■ **What is needed**: Write out the whole listing again, exactly as given.

■ **Material for the task**:

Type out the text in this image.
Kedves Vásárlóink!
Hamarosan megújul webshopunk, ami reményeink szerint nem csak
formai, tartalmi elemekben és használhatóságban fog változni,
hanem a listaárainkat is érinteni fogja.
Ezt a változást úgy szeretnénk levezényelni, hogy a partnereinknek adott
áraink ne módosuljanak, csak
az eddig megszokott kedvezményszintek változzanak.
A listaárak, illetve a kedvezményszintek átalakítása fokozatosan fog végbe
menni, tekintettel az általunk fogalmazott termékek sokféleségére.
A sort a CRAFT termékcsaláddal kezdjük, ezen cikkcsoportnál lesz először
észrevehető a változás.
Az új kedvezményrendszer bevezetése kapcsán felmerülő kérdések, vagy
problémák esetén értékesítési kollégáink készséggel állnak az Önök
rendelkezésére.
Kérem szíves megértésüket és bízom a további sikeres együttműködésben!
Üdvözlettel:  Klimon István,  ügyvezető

■ **Solution**:
Type out the text in this image.
Kedves Vásárlóink!
Hamarosan megújul webshopunk, ami reményeink szerint nem csak
formai, tartalmi elemekben és használhatóságban fog változni,
hanem a listaárainkat is érinteni fogja.
Ezt a változást úgy szeretnénk levezényelni, hogy a partnereinknek adott
áraink ne módosuljanak, csak
az eddig megszokott kedvezményszintek változzanak.
A listaárak, illetve a kedvezményszintek átalakítása fokozatosan fog végbe
menni, tekintettel az általunk fogalmazott termékek sokféleségére.
A sort a CRAFT termékcsaláddal kezdjük, ezen cikkcsoportnál lesz először
észrevehető a változás.
Az új kedvezményrendszer bevezetése kapcsán felmerülő kérdések, vagy
problémák esetén értékesítési kollégáink készséggel állnak az Önök
rendelkezésére.
Kérem szíves megértésüket és bízom a további sikeres együttműködésben!
Üdvözlettel:  Klimon István,  ügyvezető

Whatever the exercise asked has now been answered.